## Set task
Every line that holds the string "GCDRecursive" is to be identified and copied.

(Data entries)
((
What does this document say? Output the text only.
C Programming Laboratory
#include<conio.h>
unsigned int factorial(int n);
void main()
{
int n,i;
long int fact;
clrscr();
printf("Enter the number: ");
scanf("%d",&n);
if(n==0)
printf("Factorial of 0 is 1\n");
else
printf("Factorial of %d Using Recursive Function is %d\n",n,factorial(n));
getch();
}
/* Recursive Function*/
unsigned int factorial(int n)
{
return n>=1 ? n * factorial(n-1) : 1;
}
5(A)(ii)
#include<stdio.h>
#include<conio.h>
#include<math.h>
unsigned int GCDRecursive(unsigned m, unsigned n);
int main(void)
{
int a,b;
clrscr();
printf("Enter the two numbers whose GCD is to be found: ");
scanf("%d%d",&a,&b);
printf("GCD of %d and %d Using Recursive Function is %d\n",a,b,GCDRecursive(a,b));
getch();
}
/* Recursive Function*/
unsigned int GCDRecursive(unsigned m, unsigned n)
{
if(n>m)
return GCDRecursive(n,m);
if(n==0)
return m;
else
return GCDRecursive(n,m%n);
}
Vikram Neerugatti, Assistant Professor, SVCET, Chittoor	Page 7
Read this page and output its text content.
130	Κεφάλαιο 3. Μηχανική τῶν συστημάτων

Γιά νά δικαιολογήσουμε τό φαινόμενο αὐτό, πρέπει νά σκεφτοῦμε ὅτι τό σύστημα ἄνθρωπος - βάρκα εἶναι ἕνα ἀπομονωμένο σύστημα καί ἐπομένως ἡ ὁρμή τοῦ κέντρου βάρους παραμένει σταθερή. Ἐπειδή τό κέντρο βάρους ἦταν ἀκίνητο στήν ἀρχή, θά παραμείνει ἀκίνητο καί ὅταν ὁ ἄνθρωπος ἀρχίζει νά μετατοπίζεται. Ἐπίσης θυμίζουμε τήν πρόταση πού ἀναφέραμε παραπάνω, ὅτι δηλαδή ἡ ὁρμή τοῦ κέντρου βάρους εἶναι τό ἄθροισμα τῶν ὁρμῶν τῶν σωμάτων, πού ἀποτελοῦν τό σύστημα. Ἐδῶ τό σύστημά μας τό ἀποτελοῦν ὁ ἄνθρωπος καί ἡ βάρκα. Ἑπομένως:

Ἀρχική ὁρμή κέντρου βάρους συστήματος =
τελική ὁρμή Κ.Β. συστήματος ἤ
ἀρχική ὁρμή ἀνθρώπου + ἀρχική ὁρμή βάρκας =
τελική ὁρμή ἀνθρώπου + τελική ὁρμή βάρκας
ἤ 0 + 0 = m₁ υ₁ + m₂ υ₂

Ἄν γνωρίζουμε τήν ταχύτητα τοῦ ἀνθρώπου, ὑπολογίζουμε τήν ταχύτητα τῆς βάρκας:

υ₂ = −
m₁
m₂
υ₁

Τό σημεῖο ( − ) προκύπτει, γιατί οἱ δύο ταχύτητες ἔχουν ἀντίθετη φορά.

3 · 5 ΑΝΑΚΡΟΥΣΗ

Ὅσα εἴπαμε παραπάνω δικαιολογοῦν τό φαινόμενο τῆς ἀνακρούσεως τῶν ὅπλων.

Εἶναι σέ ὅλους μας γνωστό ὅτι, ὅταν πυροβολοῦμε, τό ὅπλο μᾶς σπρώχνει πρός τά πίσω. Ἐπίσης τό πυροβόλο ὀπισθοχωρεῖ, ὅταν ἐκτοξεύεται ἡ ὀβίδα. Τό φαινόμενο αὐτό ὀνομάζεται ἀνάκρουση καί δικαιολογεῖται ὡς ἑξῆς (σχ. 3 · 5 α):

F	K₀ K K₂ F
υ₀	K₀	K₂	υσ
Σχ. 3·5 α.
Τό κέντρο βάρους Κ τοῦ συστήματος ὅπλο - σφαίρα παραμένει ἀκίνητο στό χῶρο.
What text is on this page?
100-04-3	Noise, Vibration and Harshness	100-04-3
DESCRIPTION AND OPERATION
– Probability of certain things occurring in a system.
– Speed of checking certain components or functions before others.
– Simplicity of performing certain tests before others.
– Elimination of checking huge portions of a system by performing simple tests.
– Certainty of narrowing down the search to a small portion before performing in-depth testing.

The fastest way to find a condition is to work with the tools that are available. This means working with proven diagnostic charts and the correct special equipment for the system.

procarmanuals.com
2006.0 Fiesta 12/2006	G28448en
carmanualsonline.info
))
## Answer to this exercise
unsigned int GCDRecursive(unsigned m, unsigned n);
printf("GCD of %d and %d Using Recursive Function is %d\n",a,b,GCDRecursive(a,b));
unsigned int GCDRecursive(unsigned m, unsigned n)
return GCDRecursive(n,m);
return GCDRecursive(n,m%n);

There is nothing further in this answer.